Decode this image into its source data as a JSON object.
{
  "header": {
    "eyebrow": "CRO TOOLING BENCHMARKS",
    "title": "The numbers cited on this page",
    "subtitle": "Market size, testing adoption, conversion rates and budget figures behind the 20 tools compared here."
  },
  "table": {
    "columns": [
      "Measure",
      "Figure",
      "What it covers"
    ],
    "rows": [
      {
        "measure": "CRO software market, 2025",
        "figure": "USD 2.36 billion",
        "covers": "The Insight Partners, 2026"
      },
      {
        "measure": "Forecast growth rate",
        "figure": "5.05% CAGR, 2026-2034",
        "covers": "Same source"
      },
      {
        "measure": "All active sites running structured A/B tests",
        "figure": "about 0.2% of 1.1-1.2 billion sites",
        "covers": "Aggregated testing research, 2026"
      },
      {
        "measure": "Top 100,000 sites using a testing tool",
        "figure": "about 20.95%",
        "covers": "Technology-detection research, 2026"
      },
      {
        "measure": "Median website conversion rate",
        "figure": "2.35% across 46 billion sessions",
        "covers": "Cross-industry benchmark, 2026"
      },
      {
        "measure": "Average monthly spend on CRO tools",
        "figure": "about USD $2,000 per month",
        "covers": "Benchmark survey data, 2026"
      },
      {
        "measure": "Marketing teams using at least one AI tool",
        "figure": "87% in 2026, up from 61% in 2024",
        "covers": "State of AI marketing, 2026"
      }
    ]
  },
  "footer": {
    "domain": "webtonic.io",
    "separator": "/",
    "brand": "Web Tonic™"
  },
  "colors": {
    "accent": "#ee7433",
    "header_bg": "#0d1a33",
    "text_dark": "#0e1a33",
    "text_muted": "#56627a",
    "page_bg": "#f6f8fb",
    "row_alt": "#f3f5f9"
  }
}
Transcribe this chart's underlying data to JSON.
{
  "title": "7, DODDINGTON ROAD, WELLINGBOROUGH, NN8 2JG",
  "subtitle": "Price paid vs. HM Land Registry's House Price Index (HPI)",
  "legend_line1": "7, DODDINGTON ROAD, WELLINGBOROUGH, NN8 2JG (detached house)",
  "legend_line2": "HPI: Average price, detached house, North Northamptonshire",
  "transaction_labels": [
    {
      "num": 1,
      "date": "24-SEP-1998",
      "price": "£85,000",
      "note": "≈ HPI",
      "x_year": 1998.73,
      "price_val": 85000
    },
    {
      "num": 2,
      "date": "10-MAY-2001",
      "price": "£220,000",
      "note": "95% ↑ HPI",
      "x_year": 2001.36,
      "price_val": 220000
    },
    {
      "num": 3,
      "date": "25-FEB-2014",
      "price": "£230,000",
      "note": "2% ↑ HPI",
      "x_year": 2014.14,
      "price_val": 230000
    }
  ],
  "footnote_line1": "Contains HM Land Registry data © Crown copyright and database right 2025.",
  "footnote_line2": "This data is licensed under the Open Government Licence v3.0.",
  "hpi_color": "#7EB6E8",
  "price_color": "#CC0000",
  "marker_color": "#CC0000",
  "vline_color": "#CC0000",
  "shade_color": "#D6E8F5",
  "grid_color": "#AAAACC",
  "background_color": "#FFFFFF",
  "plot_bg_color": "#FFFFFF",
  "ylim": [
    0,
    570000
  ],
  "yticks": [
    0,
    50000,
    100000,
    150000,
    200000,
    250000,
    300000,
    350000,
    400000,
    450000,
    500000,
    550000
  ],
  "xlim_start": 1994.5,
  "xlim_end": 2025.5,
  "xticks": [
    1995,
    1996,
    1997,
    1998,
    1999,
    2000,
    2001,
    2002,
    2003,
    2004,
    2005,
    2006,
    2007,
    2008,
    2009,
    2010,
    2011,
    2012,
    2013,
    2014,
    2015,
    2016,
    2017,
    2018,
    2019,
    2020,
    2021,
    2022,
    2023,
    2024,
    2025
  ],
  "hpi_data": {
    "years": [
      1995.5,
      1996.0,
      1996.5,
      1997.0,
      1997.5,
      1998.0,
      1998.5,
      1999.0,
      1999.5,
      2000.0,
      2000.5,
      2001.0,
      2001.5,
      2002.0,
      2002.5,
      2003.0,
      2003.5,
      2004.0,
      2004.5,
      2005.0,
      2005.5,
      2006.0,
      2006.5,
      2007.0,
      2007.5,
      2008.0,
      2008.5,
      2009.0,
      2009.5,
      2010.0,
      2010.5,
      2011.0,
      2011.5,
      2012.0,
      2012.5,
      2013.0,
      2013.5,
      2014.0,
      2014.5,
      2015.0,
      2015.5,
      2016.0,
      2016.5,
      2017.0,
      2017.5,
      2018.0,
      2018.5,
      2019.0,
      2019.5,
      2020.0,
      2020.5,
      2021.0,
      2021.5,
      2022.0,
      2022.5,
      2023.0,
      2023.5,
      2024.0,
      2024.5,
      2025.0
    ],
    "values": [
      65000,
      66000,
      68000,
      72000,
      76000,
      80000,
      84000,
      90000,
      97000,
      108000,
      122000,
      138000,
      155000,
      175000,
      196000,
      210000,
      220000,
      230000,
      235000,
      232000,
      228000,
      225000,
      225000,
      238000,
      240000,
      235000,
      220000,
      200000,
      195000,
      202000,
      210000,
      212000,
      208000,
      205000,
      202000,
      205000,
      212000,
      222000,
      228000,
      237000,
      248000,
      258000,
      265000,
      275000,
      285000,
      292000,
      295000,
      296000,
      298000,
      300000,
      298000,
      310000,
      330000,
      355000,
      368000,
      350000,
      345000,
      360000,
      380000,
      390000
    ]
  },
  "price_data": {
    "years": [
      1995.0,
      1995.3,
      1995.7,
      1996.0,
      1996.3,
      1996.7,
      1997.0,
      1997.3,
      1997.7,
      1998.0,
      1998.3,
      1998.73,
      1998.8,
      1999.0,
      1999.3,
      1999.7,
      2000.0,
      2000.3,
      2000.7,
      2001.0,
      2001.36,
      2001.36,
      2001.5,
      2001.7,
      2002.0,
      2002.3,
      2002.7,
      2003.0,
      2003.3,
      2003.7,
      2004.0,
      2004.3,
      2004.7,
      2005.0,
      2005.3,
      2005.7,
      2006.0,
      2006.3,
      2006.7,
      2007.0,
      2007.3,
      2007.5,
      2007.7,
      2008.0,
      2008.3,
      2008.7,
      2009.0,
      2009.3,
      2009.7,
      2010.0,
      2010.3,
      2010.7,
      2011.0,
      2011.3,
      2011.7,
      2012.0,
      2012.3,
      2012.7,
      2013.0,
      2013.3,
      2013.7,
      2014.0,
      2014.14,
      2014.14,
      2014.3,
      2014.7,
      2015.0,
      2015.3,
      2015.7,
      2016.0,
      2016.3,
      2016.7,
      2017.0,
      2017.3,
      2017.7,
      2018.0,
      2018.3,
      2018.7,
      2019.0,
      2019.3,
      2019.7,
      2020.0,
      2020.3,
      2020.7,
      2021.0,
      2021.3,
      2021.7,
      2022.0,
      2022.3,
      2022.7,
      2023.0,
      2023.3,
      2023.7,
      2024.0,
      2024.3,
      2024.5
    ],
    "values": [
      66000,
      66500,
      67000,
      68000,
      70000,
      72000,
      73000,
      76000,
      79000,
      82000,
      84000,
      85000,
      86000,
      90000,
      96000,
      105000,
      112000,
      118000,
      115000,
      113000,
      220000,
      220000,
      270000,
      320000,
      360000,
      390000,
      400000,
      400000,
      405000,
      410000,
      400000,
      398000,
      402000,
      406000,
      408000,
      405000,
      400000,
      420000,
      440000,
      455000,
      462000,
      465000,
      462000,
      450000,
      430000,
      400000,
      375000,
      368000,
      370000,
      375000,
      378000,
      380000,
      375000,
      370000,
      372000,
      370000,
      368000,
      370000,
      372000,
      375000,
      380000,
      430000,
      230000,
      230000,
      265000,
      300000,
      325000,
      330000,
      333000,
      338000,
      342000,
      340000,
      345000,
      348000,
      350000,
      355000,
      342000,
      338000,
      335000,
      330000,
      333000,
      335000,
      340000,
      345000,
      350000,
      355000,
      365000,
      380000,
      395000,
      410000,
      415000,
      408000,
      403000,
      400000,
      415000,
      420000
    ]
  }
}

* [PROBLEM DETAILS] In the records above, locate the lines holding the word "subtitle". Copy each of them.

* [ANSWER TO THIS TASK]
    "subtitle": "Market size, testing adoption, conversion rates and budget figures behind the 20 tools compared here."
  "subtitle": "Price paid vs. HM Land Registry's House Price Index (HPI)",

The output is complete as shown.